Task to carry out: Repeat all of the material below exactly as written, images excluded.

(Data extracted from a collection)
□ □ □

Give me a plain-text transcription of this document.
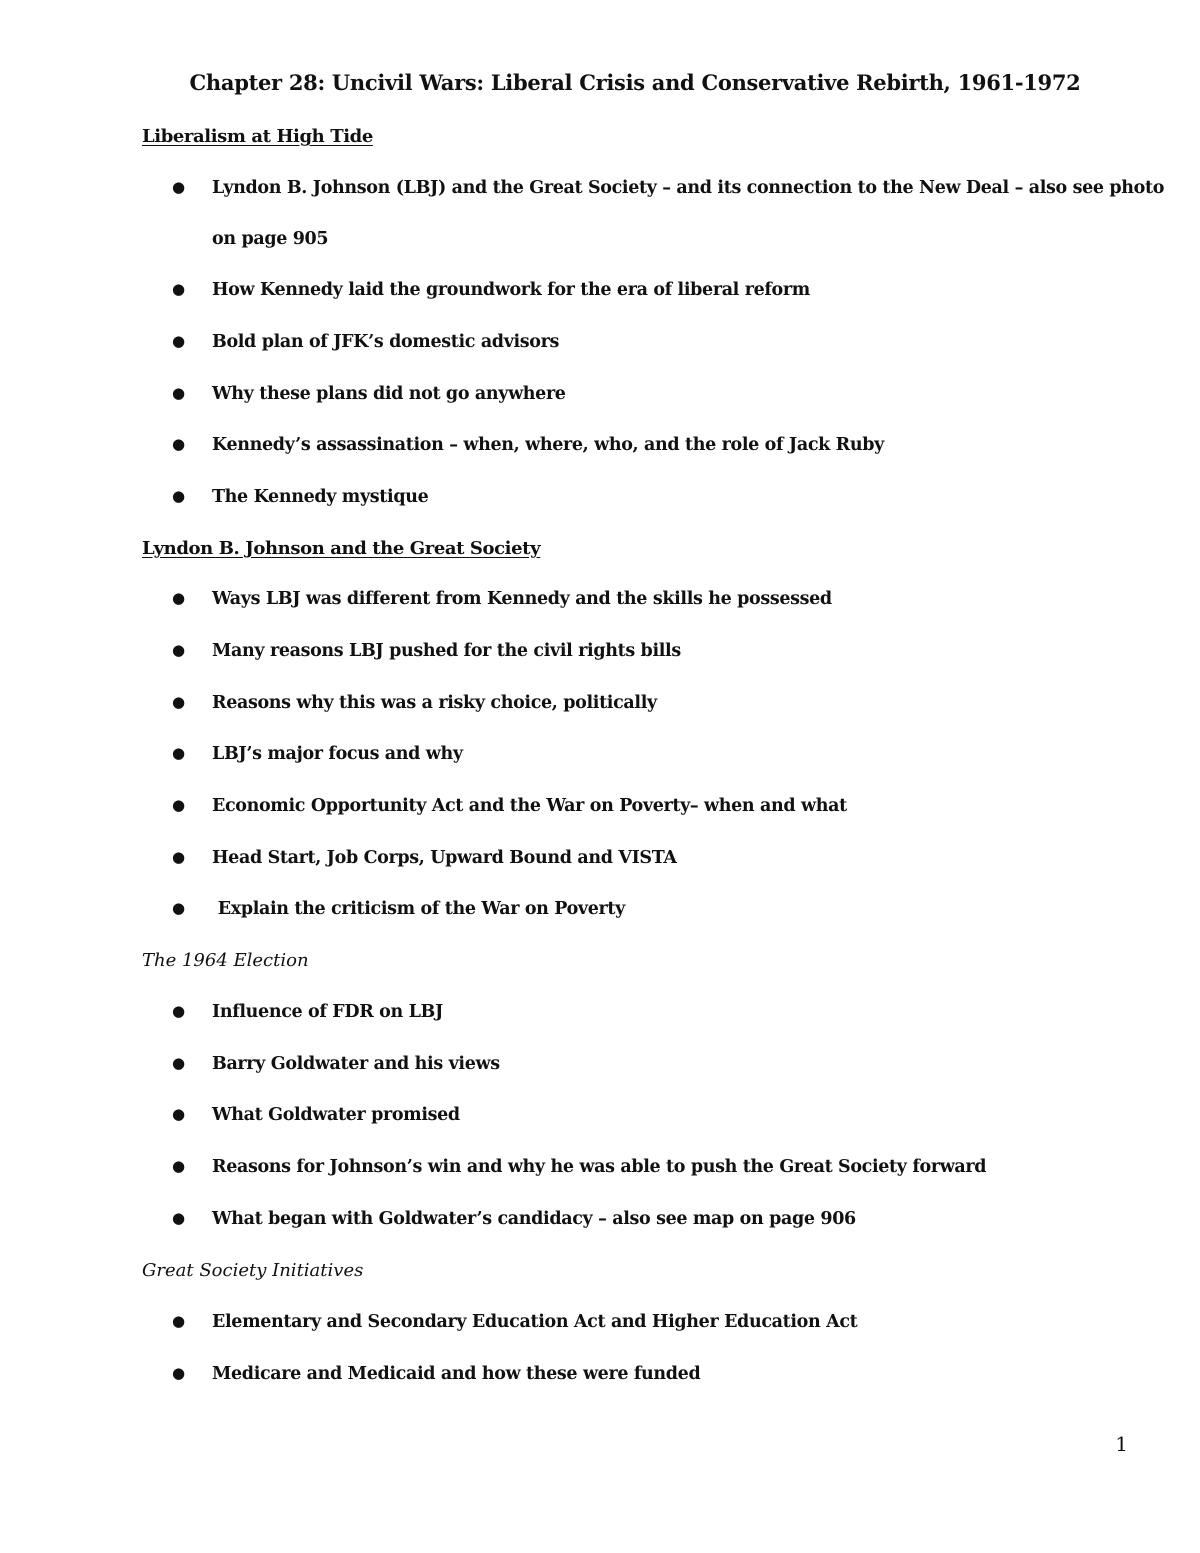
Chapter 28: Uncivil Wars: Liberal Crisis and Conservative Rebirth, 1961-1972
Liberalism at High Tide
● Lyndon B. Johnson (LBJ) and the Great Society – and its connection to the New Deal – also see photo
on page 905
● How Kennedy laid the groundwork for the era of liberal reform
● Bold plan of JFK’s domestic advisors
● Why these plans did not go anywhere
● Kennedy’s assassination – when, where, who, and the role of Jack Ruby
● The Kennedy mystique
Lyndon B. Johnson and the Great Society
● Ways LBJ was different from Kennedy and the skills he possessed
● Many reasons LBJ pushed for the civil rights bills
● Reasons why this was a risky choice, politically
● LBJ’s major focus and why
● Economic Opportunity Act and the War on Poverty– when and what
● Head Start, Job Corps, Upward Bound and VISTA
● Explain the criticism of the War on Poverty
The 1964 Election
● Influence of FDR on LBJ
● Barry Goldwater and his views
● What Goldwater promised
● Reasons for Johnson’s win and why he was able to push the Great Society forward
● What began with Goldwater’s candidacy – also see map on page 906
Great Society Initiatives
● Elementary and Secondary Education Act and Higher Education Act
● Medicare and Medicaid and how these were funded
1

□ □ □

The completed task:
Give me a plain-text transcription of this document.
Chapter 28: Uncivil Wars: Liberal Crisis and Conservative Rebirth, 1961-1972
Liberalism at High Tide
● Lyndon B. Johnson (LBJ) and the Great Society – and its connection to the New Deal – also see photo
on page 905
● How Kennedy laid the groundwork for the era of liberal reform
● Bold plan of JFK’s domestic advisors
● Why these plans did not go anywhere
● Kennedy’s assassination – when, where, who, and the role of Jack Ruby
● The Kennedy mystique
Lyndon B. Johnson and the Great Society
● Ways LBJ was different from Kennedy and the skills he possessed
● Many reasons LBJ pushed for the civil rights bills
● Reasons why this was a risky choice, politically
● LBJ’s major focus and why
● Economic Opportunity Act and the War on Poverty– when and what
● Head Start, Job Corps, Upward Bound and VISTA
● Explain the criticism of the War on Poverty
The 1964 Election
● Influence of FDR on LBJ
● Barry Goldwater and his views
● What Goldwater promised
● Reasons for Johnson’s win and why he was able to push the Great Society forward
● What began with Goldwater’s candidacy – also see map on page 906
Great Society Initiatives
● Elementary and Secondary Education Act and Higher Education Act
● Medicare and Medicaid and how these were funded
1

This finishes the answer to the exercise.